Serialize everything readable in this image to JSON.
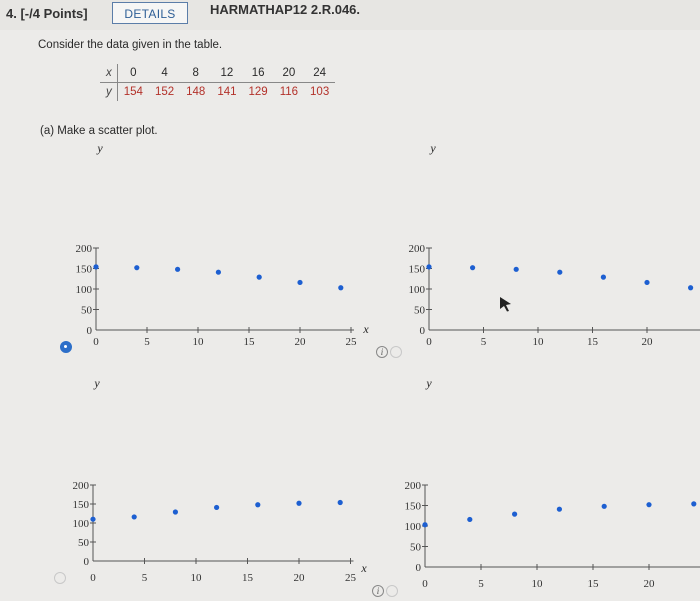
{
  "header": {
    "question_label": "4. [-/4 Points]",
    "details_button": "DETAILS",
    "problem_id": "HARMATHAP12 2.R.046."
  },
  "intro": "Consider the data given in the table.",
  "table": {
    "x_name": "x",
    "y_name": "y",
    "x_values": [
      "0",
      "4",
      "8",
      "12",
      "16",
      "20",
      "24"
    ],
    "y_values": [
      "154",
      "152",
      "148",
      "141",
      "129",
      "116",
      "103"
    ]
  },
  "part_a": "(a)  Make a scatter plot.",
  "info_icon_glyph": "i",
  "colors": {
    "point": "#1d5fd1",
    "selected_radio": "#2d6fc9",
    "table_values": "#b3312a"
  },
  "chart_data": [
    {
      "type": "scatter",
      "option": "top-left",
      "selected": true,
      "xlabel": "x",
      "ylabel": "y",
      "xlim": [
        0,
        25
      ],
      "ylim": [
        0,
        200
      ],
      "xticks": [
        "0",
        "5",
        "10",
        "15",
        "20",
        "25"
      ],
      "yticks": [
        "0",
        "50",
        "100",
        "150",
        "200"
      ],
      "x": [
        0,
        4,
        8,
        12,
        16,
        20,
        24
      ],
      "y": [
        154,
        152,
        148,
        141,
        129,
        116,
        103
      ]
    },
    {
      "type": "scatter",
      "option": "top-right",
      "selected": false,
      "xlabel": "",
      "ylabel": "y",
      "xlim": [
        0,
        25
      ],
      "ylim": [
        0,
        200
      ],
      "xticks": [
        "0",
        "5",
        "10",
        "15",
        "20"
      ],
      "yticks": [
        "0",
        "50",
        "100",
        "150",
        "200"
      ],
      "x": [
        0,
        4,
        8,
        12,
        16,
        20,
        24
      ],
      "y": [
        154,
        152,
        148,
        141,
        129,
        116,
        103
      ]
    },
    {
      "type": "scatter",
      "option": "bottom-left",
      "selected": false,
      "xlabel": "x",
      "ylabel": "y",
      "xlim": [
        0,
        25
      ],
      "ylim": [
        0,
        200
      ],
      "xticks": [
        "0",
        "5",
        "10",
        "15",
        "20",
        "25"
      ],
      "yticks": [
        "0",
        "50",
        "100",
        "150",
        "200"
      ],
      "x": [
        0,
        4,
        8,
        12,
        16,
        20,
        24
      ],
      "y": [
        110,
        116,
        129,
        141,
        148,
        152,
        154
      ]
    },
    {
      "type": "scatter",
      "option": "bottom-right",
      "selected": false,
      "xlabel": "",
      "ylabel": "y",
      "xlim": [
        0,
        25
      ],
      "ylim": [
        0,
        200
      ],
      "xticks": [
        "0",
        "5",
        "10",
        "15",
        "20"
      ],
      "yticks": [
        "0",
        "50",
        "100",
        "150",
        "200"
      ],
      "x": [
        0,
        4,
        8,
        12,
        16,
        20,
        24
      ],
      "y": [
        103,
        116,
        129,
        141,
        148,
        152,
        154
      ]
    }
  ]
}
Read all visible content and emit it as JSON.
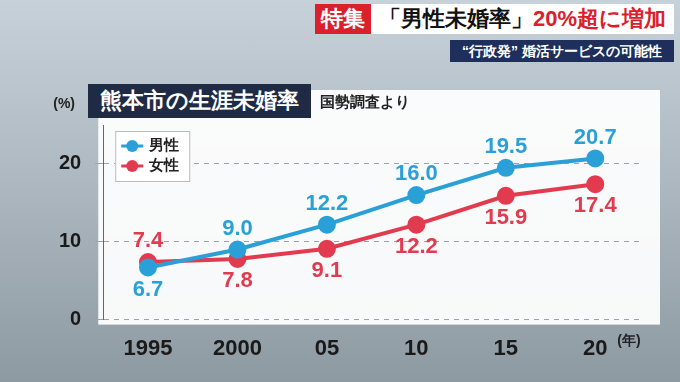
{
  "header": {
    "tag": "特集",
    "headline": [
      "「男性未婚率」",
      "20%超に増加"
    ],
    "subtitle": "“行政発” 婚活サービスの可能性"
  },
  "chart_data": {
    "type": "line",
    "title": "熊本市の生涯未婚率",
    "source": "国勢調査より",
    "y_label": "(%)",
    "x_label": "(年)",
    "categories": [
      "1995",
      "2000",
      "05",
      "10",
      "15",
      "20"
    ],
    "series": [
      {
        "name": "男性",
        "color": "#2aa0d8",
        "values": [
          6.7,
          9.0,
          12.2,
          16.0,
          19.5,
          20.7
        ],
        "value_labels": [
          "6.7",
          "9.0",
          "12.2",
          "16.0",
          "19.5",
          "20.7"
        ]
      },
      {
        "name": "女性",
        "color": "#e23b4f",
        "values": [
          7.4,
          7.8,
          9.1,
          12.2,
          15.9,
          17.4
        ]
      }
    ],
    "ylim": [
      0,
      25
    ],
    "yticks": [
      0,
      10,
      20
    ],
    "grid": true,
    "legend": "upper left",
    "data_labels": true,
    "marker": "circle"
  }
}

==

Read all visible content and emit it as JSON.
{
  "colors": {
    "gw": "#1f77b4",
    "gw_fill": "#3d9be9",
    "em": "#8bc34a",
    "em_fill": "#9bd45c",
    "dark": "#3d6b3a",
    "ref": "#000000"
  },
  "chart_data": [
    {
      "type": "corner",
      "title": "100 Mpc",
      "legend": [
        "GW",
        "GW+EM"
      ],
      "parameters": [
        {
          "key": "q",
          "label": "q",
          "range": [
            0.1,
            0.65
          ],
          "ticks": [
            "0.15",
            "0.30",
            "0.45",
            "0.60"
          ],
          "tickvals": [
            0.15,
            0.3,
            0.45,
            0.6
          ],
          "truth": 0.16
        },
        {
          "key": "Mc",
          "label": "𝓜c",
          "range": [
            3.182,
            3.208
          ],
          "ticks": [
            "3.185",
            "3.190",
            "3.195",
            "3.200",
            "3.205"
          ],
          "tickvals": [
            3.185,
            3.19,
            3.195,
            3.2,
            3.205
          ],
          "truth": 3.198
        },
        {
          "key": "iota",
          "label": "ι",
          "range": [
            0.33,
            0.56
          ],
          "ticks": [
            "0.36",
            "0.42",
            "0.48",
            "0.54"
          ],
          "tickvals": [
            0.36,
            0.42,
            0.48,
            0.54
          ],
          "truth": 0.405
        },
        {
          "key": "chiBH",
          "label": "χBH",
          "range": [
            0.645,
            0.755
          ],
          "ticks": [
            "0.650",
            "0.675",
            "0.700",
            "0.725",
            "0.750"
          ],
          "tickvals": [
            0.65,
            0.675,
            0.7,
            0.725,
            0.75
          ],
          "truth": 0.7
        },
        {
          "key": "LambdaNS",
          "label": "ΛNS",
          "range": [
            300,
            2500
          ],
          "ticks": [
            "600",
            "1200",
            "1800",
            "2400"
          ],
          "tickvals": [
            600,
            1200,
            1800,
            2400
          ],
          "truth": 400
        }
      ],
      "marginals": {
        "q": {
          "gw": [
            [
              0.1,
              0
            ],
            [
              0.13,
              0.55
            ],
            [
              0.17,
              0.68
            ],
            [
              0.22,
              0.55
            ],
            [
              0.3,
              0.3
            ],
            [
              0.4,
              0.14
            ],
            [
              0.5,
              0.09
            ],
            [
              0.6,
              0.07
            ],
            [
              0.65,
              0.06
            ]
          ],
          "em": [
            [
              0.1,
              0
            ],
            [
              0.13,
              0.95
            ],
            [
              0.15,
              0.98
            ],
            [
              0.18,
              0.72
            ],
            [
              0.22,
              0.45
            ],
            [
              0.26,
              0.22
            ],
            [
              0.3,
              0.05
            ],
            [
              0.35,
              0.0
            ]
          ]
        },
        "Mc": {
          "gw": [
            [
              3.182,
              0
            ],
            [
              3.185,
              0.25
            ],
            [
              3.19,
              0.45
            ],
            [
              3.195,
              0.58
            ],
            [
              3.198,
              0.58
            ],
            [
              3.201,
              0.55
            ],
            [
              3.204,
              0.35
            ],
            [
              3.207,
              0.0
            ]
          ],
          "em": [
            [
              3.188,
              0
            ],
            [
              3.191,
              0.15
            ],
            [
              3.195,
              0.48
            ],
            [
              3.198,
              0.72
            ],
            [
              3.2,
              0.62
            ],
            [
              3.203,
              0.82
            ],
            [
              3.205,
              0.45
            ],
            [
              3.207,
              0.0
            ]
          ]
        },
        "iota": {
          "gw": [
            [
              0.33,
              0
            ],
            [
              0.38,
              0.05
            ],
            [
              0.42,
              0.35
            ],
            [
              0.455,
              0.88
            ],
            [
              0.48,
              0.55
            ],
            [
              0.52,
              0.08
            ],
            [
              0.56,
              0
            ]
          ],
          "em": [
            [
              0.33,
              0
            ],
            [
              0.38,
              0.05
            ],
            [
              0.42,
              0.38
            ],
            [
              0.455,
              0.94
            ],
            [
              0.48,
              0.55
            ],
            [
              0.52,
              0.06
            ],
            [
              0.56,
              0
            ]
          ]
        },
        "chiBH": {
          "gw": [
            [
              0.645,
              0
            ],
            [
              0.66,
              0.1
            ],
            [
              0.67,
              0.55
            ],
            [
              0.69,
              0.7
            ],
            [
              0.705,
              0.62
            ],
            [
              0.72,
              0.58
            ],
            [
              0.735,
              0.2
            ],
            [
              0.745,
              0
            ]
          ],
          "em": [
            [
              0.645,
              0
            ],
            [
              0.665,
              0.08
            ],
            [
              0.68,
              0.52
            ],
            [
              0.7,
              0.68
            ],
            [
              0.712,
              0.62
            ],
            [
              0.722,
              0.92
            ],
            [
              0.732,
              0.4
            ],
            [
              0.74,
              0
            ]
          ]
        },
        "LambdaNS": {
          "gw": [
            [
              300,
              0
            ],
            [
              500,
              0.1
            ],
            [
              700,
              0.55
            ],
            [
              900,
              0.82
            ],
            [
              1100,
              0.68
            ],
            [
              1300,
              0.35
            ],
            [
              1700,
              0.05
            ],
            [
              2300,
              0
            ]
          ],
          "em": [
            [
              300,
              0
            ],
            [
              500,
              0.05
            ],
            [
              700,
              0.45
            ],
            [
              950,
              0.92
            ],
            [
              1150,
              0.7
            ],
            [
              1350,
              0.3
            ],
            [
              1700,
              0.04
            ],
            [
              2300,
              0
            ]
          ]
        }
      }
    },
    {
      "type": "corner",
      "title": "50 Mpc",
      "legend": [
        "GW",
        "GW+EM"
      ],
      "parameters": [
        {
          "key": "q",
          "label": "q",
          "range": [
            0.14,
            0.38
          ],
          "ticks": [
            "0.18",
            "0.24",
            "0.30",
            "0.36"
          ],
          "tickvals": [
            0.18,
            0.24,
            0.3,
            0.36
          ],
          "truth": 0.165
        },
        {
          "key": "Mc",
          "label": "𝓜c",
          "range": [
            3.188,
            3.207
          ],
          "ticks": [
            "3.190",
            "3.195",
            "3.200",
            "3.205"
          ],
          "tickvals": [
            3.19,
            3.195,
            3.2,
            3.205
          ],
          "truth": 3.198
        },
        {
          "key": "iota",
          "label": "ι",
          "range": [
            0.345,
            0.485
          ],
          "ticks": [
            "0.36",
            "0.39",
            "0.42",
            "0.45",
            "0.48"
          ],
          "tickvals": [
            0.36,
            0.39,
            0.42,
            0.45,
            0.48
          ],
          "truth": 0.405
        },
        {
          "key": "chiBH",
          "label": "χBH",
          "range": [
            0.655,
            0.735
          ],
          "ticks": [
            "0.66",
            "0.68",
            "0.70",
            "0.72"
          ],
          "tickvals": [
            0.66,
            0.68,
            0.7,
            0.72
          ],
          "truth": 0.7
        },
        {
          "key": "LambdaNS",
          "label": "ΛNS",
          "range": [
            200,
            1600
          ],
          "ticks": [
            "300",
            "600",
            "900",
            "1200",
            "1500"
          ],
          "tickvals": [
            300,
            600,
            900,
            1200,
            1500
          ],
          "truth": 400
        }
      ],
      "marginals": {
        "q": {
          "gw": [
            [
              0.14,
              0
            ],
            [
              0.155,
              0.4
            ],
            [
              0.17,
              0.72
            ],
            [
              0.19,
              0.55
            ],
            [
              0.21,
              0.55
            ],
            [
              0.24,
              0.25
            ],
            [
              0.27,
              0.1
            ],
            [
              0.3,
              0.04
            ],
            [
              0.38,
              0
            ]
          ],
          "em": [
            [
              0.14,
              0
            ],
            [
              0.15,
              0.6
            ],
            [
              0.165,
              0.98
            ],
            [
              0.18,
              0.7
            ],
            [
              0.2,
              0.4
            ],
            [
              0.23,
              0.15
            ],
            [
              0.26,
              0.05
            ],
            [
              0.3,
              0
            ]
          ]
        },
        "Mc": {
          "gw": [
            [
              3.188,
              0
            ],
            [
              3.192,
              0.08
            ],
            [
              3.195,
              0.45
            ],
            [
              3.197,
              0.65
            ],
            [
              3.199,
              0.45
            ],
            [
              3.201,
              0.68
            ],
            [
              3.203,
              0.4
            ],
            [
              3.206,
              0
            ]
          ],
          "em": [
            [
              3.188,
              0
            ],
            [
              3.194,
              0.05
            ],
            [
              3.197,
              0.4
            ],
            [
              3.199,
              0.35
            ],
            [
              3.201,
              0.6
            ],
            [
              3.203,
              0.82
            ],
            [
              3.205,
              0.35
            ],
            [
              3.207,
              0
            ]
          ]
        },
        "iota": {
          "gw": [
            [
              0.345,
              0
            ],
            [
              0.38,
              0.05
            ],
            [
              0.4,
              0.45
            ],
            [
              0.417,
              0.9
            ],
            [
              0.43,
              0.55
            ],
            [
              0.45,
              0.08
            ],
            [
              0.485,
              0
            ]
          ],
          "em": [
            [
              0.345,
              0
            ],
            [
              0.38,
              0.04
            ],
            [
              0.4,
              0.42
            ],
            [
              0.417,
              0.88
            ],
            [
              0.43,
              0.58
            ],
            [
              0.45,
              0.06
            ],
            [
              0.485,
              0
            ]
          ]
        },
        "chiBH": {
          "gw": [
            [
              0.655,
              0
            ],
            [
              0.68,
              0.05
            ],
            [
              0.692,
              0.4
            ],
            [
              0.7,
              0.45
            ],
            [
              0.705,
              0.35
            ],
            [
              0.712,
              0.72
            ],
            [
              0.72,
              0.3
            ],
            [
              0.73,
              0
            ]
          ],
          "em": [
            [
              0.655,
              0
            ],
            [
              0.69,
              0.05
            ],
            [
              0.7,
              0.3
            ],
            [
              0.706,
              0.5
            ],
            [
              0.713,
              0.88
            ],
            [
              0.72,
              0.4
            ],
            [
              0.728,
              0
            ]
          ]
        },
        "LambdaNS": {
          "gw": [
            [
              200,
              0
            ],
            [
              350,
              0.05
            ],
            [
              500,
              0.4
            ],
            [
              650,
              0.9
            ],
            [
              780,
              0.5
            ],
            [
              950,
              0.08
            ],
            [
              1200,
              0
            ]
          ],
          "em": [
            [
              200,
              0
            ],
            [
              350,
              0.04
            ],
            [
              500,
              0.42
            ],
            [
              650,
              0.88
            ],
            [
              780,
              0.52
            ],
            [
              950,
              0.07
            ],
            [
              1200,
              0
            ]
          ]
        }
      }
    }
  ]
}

...

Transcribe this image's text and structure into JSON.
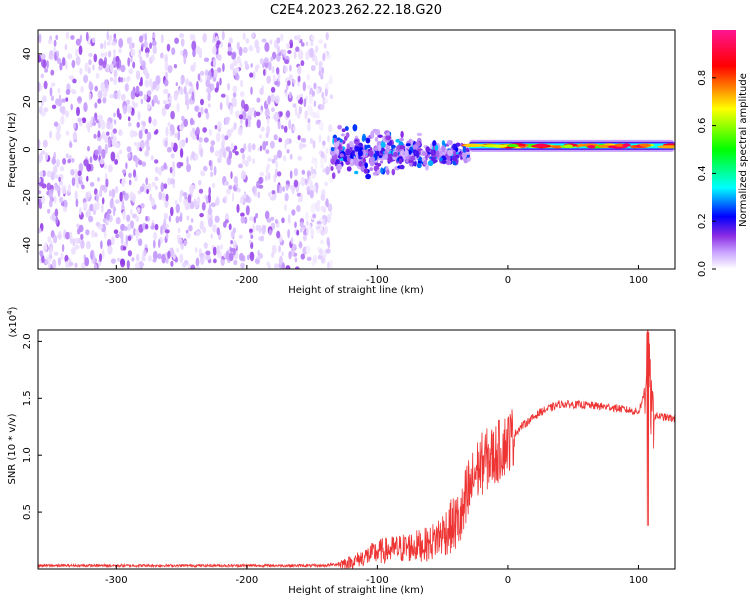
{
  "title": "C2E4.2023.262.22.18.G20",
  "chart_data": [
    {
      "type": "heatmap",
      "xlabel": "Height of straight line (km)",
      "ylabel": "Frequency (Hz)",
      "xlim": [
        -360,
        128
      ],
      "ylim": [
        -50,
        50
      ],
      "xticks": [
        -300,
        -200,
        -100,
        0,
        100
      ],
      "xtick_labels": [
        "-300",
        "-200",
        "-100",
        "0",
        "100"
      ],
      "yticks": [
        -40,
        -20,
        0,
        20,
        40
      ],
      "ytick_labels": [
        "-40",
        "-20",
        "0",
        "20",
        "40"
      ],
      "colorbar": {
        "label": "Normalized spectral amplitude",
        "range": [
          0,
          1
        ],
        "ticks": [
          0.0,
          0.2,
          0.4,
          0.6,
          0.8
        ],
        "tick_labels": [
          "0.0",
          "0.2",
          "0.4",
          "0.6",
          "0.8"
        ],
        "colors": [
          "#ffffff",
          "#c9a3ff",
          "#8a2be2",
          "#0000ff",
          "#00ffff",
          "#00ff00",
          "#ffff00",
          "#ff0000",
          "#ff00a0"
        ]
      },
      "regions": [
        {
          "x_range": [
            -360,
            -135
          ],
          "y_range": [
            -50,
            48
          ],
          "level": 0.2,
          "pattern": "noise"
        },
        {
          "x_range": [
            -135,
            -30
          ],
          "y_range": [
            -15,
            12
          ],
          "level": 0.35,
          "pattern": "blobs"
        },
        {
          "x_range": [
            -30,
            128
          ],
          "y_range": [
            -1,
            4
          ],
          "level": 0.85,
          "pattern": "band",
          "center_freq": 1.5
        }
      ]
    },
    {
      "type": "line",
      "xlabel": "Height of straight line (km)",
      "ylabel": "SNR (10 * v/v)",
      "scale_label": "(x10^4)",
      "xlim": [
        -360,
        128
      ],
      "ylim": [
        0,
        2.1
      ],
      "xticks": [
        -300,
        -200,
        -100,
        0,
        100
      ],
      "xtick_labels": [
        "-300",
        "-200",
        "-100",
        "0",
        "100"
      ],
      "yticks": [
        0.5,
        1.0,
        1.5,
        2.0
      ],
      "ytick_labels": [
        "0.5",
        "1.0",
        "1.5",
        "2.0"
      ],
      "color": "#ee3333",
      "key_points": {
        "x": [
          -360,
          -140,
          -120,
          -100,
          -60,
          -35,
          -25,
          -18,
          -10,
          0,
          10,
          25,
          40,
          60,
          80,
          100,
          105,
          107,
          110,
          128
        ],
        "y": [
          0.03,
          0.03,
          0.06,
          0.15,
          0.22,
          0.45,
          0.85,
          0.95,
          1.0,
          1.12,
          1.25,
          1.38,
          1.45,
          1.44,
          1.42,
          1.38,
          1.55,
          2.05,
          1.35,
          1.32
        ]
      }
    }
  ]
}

OBJECTIVE: Pull out all lines containing "image".

SOLUTION:
Serialize everything readable in this image to JSON.
Transcribe this image's text and structure into JSON.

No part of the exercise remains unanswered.